WRITTEN INSTRUCTION
Scan the entries below for the word "thuần". Copy each line that has it.

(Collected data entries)
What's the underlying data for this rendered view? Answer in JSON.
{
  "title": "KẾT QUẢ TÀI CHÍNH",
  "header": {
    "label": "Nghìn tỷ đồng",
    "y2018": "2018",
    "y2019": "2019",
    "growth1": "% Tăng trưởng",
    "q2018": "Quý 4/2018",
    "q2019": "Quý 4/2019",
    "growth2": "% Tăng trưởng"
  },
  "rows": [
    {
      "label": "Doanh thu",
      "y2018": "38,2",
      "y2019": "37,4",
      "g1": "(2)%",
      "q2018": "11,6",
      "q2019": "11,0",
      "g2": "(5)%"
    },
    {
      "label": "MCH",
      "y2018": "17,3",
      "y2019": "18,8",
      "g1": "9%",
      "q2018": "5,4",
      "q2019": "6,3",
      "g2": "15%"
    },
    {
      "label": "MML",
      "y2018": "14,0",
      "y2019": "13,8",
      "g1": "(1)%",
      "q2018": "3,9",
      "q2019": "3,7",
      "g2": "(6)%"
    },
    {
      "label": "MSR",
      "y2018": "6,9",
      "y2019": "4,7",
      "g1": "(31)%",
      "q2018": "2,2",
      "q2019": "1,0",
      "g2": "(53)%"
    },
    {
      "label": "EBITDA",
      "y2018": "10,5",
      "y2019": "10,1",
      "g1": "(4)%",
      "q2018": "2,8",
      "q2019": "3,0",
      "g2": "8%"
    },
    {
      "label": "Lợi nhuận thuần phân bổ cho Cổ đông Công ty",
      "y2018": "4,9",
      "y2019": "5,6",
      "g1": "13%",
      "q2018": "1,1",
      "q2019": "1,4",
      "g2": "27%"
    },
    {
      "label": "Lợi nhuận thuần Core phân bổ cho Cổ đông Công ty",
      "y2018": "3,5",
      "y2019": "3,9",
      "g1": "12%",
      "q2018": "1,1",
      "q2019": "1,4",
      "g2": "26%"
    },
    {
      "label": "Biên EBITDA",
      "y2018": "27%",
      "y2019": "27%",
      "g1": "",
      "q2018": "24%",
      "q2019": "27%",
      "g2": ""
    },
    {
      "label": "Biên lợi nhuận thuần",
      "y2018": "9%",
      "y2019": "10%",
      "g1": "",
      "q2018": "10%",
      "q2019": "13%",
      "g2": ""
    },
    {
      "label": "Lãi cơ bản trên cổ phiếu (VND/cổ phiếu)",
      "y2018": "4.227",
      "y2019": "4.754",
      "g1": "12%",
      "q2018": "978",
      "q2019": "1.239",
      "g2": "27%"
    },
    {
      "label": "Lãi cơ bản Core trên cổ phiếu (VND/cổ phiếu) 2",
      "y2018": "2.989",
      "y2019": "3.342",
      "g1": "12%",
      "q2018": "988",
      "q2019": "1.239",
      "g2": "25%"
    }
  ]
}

RESPONSE TO THIS TASK
      "label": "Lợi nhuận thuần phân bổ cho Cổ đông Công ty",
      "label": "Lợi nhuận thuần Core phân bổ cho Cổ đông Công ty",
      "label": "Biên lợi nhuận thuần",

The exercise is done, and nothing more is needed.